Required task → Print out each record below, unaltered and complete, without its images.

Recorded data
# # # # #
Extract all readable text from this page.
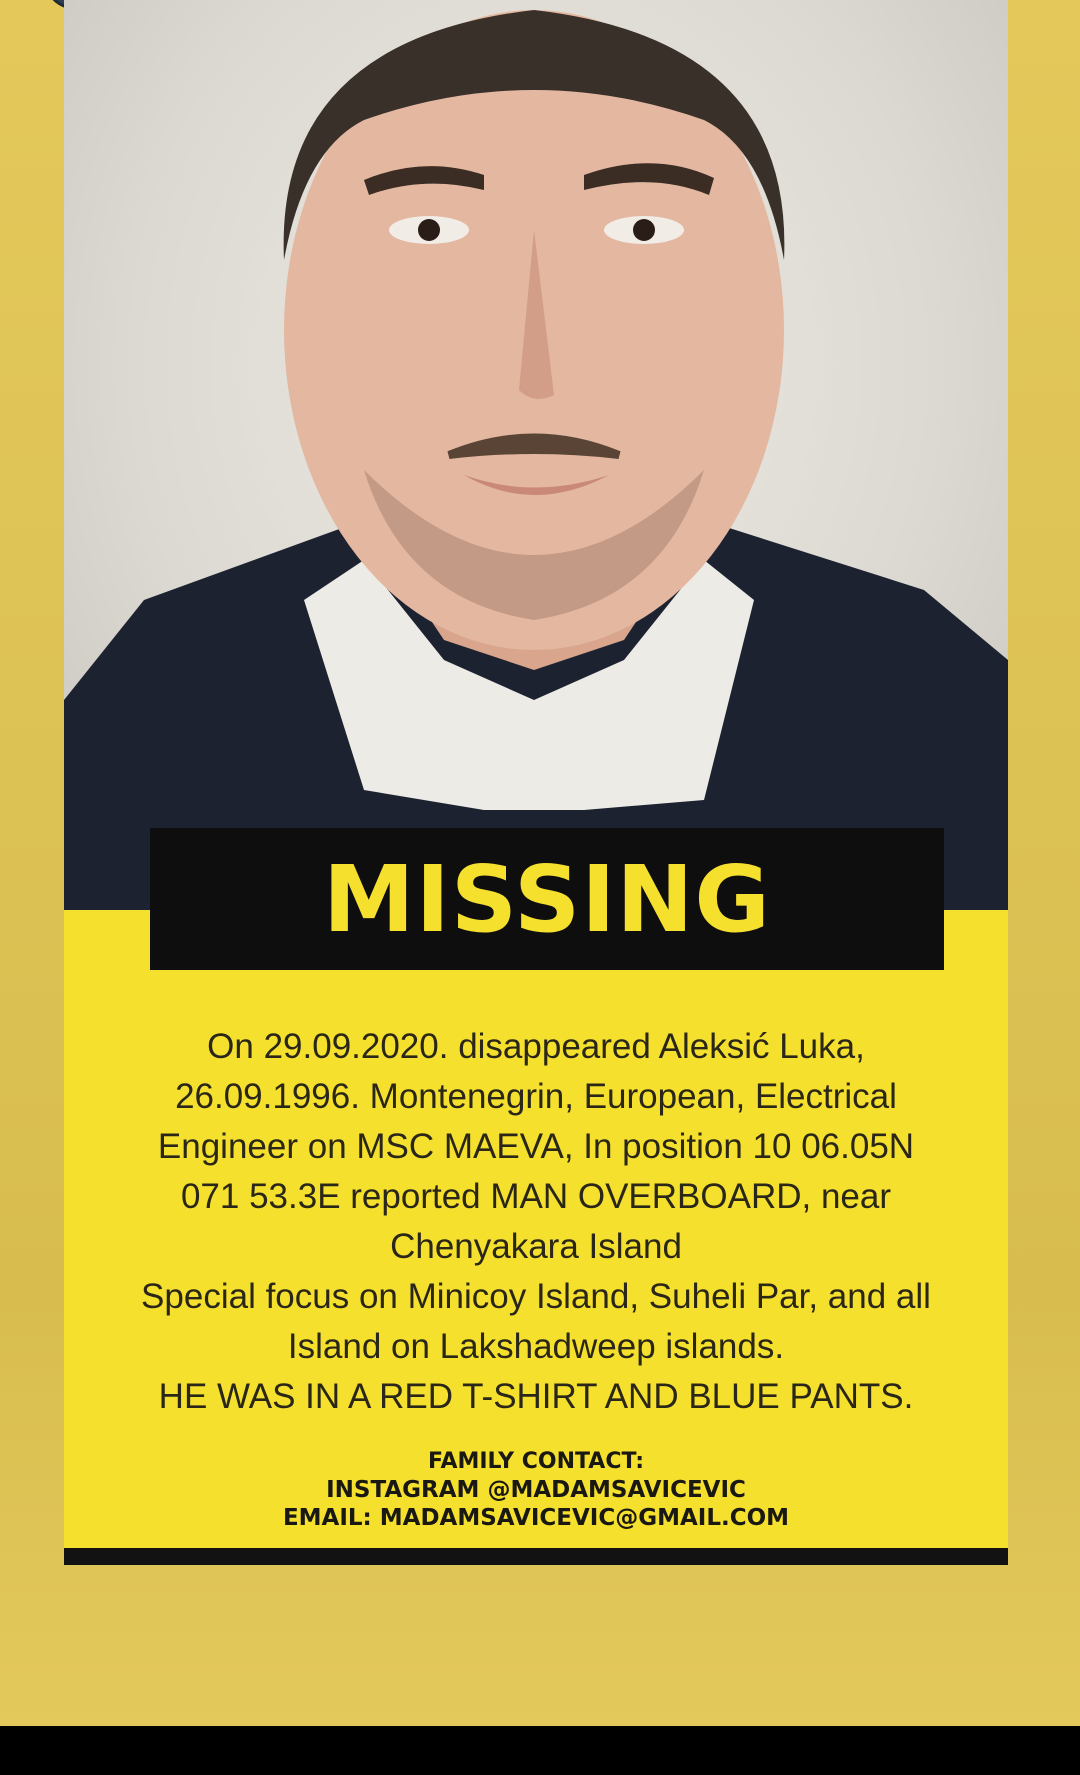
MISSING
On 29.09.2020. disappeared Aleksić Luka,
26.09.1996. Montenegrin, European, Electrical
Engineer on MSC MAEVA, In position 10 06.05N
071 53.3E reported MAN OVERBOARD, near
Chenyakara Island
Special focus on Minicoy Island, Suheli Par, and all
Island on Lakshadweep islands.
HE WAS IN A RED T-SHIRT AND BLUE PANTS.
FAMILY CONTACT:
INSTAGRAM @MADAMSAVICEVIC
EMAIL: MADAMSAVICEVIC@GMAIL.COM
# # # # #
Complete output →
Extract all readable text from this page.
MISSING
On 29.09.2020. disappeared Aleksić Luka,
26.09.1996. Montenegrin, European, Electrical
Engineer on MSC MAEVA, In position 10 06.05N
071 53.3E reported MAN OVERBOARD, near
Chenyakara Island
Special focus on Minicoy Island, Suheli Par, and all
Island on Lakshadweep islands.
HE WAS IN A RED T-SHIRT AND BLUE PANTS.
FAMILY CONTACT:
INSTAGRAM @MADAMSAVICEVIC
EMAIL: MADAMSAVICEVIC@GMAIL.COM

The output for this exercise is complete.